-- begin GIVEN RECORDS --

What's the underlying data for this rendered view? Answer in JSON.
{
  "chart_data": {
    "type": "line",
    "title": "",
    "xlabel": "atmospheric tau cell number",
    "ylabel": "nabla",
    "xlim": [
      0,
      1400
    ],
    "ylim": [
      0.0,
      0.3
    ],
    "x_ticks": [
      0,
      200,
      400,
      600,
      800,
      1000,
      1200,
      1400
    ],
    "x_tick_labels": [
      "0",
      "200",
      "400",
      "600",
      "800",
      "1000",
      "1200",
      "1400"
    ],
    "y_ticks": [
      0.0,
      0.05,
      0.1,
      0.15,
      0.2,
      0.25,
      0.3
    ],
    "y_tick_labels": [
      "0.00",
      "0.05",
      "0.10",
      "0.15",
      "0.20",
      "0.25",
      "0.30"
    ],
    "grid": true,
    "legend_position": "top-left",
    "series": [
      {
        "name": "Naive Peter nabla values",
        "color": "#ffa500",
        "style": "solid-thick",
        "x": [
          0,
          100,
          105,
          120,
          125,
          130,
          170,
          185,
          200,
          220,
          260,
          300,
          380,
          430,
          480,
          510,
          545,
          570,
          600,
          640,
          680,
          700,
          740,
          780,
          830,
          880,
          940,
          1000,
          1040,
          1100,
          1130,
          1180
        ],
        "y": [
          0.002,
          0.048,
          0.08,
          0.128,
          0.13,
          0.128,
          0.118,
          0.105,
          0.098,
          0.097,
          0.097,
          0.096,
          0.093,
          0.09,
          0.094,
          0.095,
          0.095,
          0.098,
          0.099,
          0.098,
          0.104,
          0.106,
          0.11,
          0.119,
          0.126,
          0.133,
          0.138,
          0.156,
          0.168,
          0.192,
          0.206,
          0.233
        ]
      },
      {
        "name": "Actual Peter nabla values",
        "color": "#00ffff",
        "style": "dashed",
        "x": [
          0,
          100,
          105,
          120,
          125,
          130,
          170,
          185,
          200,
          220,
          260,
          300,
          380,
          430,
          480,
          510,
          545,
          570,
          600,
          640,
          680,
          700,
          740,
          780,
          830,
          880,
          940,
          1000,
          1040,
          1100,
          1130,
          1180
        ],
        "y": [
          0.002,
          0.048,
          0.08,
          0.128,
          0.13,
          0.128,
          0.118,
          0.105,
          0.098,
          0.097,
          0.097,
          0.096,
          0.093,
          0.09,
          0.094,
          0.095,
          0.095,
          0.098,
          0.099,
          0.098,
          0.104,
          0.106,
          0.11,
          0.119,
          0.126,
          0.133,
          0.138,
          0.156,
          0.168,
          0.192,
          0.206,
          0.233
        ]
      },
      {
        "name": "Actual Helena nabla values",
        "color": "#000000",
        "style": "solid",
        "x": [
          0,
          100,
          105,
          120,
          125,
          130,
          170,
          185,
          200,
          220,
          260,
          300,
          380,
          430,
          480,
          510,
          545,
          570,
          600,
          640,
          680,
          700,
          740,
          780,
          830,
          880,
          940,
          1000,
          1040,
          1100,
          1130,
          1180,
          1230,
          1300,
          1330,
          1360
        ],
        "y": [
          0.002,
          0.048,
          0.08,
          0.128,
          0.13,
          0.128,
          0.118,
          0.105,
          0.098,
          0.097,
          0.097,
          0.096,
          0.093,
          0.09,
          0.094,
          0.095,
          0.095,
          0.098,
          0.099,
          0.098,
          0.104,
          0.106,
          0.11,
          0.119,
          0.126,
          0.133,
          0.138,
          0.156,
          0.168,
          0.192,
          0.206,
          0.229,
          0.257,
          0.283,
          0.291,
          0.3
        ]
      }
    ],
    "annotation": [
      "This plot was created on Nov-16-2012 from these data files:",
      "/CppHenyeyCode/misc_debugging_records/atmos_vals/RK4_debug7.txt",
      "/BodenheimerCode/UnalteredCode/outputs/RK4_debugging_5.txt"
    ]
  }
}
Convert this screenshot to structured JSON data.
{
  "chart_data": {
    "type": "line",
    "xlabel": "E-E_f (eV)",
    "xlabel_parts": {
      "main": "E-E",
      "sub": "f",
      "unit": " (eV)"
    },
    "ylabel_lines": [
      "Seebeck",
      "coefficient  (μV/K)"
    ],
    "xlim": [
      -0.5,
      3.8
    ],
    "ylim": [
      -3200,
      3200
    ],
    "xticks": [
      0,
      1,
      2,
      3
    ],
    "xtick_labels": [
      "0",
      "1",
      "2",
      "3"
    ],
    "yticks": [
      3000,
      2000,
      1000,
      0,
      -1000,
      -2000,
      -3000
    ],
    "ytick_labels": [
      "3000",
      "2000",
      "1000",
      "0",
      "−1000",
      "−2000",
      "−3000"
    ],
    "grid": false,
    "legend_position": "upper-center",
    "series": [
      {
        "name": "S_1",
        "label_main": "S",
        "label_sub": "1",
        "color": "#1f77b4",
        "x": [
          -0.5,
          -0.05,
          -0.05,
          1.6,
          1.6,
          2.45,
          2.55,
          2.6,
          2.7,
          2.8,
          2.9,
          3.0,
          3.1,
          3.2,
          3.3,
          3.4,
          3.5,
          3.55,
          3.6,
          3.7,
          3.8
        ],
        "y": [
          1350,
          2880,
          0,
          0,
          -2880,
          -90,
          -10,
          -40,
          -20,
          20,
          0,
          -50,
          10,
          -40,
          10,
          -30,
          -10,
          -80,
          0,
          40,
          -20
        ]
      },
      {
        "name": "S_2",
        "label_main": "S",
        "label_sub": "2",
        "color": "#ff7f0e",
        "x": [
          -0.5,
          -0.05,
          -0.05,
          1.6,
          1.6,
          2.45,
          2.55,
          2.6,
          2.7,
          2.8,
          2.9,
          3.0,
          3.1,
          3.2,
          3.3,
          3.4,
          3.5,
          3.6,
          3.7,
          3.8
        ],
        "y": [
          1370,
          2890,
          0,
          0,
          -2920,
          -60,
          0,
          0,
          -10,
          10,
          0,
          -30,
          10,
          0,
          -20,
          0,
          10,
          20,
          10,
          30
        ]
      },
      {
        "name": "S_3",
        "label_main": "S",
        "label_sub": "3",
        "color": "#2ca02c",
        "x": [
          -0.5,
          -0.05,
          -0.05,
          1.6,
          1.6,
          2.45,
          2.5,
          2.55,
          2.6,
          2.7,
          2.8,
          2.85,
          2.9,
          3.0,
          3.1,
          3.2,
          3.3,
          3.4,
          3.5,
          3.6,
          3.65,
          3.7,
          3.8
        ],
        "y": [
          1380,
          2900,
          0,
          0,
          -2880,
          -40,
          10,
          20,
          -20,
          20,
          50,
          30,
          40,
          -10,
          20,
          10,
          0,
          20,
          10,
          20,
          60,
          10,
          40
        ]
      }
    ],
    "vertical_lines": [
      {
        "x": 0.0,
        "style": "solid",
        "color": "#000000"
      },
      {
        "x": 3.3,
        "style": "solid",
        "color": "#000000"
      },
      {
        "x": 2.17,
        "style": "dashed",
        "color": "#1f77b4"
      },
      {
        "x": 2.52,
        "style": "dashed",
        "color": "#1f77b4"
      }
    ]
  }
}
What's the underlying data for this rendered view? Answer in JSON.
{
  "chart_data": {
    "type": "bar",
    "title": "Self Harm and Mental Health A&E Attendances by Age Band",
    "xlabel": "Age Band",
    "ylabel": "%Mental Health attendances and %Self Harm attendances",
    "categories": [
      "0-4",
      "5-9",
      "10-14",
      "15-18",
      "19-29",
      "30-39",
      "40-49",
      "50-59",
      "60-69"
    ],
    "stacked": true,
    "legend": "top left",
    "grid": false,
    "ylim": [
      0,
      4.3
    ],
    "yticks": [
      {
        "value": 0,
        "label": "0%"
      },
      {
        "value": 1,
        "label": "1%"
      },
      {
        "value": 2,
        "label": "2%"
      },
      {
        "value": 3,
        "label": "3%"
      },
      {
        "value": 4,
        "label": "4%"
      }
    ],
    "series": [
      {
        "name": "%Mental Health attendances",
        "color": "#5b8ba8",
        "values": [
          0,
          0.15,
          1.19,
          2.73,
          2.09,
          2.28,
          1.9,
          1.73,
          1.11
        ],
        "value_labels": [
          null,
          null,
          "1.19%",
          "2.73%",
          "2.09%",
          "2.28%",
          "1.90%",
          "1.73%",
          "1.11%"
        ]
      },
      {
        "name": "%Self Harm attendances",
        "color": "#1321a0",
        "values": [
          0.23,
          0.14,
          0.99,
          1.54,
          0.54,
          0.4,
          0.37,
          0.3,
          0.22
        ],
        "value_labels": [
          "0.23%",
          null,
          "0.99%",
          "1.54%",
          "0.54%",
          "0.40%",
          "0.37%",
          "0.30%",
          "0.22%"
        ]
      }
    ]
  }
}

-- end GIVEN RECORDS --

### PROBLEM TO SOLVE
Look through the records above and report how many lines hold the word "Health", giving only the number.

### FULL RESPONSE
3